▶ _Exercise requirements_: Work out the number of lines containing "name". Answer with nothing but that number.

Figure data in JSON
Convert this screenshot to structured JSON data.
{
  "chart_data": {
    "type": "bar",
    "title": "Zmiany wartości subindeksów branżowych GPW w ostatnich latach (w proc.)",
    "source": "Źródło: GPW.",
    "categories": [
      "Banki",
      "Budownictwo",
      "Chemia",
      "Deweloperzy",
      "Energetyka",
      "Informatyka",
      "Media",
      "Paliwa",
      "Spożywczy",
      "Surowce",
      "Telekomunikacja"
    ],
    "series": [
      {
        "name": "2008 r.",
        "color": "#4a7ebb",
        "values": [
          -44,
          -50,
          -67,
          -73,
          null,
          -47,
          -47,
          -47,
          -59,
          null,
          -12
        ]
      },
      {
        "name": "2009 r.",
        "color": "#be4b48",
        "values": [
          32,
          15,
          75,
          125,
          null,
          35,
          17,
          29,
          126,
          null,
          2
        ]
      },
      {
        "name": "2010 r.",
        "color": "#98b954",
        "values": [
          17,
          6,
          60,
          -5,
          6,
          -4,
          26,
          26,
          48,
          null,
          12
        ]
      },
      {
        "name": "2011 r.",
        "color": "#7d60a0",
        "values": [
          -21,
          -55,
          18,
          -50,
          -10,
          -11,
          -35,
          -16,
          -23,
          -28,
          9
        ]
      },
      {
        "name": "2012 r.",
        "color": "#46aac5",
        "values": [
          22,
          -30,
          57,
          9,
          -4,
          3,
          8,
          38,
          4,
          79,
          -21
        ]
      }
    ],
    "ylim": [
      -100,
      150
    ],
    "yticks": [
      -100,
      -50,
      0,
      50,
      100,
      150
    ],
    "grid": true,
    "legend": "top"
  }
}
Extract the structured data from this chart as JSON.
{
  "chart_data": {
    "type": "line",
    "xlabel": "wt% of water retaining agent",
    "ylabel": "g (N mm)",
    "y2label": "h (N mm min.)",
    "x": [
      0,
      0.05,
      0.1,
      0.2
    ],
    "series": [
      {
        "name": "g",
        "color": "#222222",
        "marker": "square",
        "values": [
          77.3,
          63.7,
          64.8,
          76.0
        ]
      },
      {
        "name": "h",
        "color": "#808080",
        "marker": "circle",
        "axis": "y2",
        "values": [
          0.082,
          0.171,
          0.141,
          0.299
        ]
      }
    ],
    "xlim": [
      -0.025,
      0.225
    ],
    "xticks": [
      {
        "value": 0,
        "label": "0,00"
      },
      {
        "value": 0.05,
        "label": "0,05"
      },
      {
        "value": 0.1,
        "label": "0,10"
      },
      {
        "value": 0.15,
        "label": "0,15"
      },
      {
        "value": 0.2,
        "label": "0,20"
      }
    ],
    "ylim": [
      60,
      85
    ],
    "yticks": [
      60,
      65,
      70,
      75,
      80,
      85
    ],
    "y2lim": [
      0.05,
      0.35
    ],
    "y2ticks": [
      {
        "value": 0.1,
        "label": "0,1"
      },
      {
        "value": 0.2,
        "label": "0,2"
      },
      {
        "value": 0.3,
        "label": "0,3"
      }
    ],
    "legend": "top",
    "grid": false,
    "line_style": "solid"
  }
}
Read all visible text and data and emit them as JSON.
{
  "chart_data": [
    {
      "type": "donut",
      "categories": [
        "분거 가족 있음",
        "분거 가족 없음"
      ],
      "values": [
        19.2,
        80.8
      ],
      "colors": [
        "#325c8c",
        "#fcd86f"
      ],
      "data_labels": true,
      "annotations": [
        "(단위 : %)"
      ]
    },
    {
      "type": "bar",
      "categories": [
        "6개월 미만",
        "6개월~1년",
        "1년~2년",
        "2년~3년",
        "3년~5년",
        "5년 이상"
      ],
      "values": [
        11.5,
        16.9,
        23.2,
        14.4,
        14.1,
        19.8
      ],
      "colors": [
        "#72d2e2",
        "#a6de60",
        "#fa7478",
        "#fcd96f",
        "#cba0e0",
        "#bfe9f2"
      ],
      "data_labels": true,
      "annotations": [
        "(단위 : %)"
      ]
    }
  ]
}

▶ _Solution below_: 7